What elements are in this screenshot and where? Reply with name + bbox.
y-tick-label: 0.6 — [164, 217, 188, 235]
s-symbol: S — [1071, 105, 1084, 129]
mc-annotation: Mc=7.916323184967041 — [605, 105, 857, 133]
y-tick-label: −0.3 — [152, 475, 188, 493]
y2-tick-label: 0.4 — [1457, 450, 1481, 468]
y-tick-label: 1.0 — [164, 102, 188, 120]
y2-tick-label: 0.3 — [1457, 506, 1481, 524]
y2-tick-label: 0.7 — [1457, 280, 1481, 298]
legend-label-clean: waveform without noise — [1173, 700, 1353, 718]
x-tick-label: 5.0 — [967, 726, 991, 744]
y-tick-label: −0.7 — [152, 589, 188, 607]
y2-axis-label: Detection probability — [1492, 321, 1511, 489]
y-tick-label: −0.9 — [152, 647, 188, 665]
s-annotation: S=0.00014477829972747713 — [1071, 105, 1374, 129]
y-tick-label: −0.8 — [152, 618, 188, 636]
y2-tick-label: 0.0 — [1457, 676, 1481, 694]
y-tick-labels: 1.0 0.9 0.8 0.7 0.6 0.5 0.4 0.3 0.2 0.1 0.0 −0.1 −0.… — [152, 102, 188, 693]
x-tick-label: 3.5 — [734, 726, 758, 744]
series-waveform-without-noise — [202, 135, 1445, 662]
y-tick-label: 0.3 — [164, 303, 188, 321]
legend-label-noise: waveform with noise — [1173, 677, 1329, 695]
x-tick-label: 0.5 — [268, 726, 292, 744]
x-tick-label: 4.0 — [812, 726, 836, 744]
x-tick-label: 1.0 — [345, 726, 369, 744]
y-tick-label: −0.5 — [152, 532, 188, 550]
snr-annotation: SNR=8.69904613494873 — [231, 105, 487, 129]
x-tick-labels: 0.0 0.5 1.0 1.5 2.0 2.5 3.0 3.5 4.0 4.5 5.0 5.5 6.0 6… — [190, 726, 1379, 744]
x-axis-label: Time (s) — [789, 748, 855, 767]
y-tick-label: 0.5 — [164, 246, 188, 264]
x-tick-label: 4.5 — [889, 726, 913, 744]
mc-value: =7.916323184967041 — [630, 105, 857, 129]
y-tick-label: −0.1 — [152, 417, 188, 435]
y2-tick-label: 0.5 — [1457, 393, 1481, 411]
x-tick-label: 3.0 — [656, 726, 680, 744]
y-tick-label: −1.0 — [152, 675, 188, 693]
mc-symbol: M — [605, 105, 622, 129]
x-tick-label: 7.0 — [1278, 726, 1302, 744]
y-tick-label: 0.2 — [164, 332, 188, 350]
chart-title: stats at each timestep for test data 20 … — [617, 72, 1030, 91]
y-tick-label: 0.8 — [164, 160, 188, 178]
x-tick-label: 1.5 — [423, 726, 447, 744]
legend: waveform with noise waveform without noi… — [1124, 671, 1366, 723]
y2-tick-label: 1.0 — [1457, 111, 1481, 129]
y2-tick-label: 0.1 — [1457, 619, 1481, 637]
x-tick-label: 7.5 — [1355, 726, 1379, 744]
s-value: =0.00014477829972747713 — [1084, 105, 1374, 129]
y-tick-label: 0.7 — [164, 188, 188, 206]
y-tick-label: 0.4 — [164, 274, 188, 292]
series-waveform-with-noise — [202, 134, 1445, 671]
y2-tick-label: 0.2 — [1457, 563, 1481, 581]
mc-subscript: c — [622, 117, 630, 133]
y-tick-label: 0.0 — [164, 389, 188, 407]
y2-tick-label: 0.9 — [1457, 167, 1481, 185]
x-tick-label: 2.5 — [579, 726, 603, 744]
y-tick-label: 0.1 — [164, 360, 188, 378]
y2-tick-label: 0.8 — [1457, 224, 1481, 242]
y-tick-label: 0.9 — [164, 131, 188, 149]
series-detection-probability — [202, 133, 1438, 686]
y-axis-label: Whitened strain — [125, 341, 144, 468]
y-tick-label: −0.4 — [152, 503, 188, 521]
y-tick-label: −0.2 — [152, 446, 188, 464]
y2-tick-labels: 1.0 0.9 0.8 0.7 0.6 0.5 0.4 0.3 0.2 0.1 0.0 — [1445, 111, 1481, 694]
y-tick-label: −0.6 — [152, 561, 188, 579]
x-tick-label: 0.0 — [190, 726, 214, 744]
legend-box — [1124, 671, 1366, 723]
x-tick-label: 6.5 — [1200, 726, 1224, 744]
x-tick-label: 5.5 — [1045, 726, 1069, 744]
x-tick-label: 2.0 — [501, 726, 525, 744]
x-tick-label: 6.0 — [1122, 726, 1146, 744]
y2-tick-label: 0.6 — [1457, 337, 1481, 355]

- - -

**To do:** Please repeat the records from the start through the line with "y2-tick-label: 0.3 — [1457, 506, 1481, 524]", replacing "screenshot" with "image" and leaving everything else as it is.

**Final answer:**
What elements are in this image and where? Reply with name + bbox.
y-tick-label: 0.6 — [164, 217, 188, 235]
s-symbol: S — [1071, 105, 1084, 129]
mc-annotation: Mc=7.916323184967041 — [605, 105, 857, 133]
y-tick-label: −0.3 — [152, 475, 188, 493]
y2-tick-label: 0.4 — [1457, 450, 1481, 468]
y-tick-label: 1.0 — [164, 102, 188, 120]
y2-tick-label: 0.3 — [1457, 506, 1481, 524]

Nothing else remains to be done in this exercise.